### DATASET EXTRACT
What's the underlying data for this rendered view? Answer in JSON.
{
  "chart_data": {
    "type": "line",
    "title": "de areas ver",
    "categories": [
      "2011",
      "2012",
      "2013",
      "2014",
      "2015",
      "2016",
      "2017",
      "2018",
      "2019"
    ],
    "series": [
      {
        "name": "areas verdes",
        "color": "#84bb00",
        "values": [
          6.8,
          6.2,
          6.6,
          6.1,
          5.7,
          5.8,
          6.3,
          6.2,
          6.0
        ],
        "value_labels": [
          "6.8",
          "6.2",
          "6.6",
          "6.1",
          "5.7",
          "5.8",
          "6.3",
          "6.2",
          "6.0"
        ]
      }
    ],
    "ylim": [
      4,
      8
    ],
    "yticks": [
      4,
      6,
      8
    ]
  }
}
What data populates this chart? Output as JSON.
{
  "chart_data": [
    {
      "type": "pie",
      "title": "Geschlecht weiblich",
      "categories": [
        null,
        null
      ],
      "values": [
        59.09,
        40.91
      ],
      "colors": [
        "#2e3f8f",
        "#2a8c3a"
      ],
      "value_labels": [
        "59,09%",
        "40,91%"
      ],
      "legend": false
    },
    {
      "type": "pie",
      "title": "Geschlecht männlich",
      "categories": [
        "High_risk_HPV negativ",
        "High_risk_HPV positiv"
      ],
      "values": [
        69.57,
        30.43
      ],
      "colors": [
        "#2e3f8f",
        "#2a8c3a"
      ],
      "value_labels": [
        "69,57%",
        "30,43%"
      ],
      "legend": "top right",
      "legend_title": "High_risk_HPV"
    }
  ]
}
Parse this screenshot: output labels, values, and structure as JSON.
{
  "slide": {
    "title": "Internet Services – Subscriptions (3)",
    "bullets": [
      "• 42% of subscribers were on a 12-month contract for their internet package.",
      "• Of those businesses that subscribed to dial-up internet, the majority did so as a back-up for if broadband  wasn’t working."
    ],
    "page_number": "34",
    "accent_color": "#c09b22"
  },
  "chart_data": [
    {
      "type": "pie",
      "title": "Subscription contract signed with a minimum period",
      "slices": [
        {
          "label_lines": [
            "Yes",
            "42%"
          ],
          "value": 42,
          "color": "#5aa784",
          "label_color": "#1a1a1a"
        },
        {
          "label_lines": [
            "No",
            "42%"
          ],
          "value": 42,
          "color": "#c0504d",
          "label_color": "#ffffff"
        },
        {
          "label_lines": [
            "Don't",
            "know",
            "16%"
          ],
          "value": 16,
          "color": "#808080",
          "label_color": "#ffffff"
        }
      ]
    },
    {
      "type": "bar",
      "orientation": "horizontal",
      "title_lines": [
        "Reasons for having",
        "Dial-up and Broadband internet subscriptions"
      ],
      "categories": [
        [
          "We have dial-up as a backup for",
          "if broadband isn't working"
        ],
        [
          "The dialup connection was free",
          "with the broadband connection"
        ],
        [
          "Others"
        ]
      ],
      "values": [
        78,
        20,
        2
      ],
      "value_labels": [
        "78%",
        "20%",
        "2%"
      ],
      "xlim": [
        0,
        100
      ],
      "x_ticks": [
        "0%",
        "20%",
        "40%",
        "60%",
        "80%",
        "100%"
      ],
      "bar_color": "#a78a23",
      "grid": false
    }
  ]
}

### WHAT TO DO
Restate every entry word for word.

### ANSWER TO THE PROBLEM
What's the underlying data for this rendered view? Answer in JSON.
{
  "chart_data": {
    "type": "line",
    "title": "de areas ver",
    "categories": [
      "2011",
      "2012",
      "2013",
      "2014",
      "2015",
      "2016",
      "2017",
      "2018",
      "2019"
    ],
    "series": [
      {
        "name": "areas verdes",
        "color": "#84bb00",
        "values": [
          6.8,
          6.2,
          6.6,
          6.1,
          5.7,
          5.8,
          6.3,
          6.2,
          6.0
        ],
        "value_labels": [
          "6.8",
          "6.2",
          "6.6",
          "6.1",
          "5.7",
          "5.8",
          "6.3",
          "6.2",
          "6.0"
        ]
      }
    ],
    "ylim": [
      4,
      8
    ],
    "yticks": [
      4,
      6,
      8
    ]
  }
}
What data populates this chart? Output as JSON.
{
  "chart_data": [
    {
      "type": "pie",
      "title": "Geschlecht weiblich",
      "categories": [
        null,
        null
      ],
      "values": [
        59.09,
        40.91
      ],
      "colors": [
        "#2e3f8f",
        "#2a8c3a"
      ],
      "value_labels": [
        "59,09%",
        "40,91%"
      ],
      "legend": false
    },
    {
      "type": "pie",
      "title": "Geschlecht männlich",
      "categories": [
        "High_risk_HPV negativ",
        "High_risk_HPV positiv"
      ],
      "values": [
        69.57,
        30.43
      ],
      "colors": [
        "#2e3f8f",
        "#2a8c3a"
      ],
      "value_labels": [
        "69,57%",
        "30,43%"
      ],
      "legend": "top right",
      "legend_title": "High_risk_HPV"
    }
  ]
}
Parse this screenshot: output labels, values, and structure as JSON.
{
  "slide": {
    "title": "Internet Services – Subscriptions (3)",
    "bullets": [
      "• 42% of subscribers were on a 12-month contract for their internet package.",
      "• Of those businesses that subscribed to dial-up internet, the majority did so as a back-up for if broadband  wasn’t working."
    ],
    "page_number": "34",
    "accent_color": "#c09b22"
  },
  "chart_data": [
    {
      "type": "pie",
      "title": "Subscription contract signed with a minimum period",
      "slices": [
        {
          "label_lines": [
            "Yes",
            "42%"
          ],
          "value": 42,
          "color": "#5aa784",
          "label_color": "#1a1a1a"
        },
        {
          "label_lines": [
            "No",
            "42%"
          ],
          "value": 42,
          "color": "#c0504d",
          "label_color": "#ffffff"
        },
        {
          "label_lines": [
            "Don't",
            "know",
            "16%"
          ],
          "value": 16,
          "color": "#808080",
          "label_color": "#ffffff"
        }
      ]
    },
    {
      "type": "bar",
      "orientation": "horizontal",
      "title_lines": [
        "Reasons for having",
        "Dial-up and Broadband internet subscriptions"
      ],
      "categories": [
        [
          "We have dial-up as a backup for",
          "if broadband isn't working"
        ],
        [
          "The dialup connection was free",
          "with the broadband connection"
        ],
        [
          "Others"
        ]
      ],
      "values": [
        78,
        20,
        2
      ],
      "value_labels": [
        "78%",
        "20%",
        "2%"
      ],
      "xlim": [
        0,
        100
      ],
      "x_ticks": [
        "0%",
        "20%",
        "40%",
        "60%",
        "80%",
        "100%"
      ],
      "bar_color": "#a78a23",
      "grid": false
    }
  ]
}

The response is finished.